─── Information given ───
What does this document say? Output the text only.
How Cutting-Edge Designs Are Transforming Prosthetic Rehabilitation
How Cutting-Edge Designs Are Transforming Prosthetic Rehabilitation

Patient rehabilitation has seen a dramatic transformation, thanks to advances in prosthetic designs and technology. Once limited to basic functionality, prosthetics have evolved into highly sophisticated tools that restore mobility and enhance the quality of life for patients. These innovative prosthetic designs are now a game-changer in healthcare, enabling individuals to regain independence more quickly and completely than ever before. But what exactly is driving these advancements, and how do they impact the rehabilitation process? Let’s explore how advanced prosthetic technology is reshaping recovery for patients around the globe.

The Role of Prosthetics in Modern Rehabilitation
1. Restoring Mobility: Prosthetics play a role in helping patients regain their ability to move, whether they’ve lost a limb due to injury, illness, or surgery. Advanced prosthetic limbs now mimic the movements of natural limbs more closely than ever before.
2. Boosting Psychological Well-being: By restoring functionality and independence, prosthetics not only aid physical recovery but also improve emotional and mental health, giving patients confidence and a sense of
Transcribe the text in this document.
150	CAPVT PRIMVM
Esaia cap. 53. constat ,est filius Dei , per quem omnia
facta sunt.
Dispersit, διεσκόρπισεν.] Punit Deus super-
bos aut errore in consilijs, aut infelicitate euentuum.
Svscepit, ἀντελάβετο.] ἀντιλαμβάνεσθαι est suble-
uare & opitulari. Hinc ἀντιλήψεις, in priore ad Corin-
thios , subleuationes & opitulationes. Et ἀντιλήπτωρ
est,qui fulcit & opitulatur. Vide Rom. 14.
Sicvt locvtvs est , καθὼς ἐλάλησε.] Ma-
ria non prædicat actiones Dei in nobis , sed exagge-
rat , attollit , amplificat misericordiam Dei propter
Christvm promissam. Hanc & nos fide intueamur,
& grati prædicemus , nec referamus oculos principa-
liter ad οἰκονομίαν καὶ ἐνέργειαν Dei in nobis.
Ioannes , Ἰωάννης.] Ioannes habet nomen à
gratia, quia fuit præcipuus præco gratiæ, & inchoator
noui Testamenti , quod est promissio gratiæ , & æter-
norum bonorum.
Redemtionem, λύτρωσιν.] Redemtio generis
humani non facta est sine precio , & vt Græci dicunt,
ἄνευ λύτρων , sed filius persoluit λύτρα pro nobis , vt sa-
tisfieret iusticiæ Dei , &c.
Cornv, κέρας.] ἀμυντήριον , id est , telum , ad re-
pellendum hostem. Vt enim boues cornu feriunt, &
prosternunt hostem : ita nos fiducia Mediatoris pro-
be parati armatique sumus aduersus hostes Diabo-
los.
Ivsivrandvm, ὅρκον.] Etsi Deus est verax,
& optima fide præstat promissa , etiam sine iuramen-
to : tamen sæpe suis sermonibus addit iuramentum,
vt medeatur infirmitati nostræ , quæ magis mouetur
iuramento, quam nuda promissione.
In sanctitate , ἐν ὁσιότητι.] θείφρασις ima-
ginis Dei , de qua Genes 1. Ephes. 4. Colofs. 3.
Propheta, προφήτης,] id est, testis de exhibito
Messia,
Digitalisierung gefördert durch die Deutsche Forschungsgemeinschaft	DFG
───
**Description of the task:** Out of the records above, pull each line containing the word "sine".

**Response to this exercise:**
humani non facta est sine precio , & vt Græci dicunt,
& optima fide præstat promissa , etiam sine iuramen-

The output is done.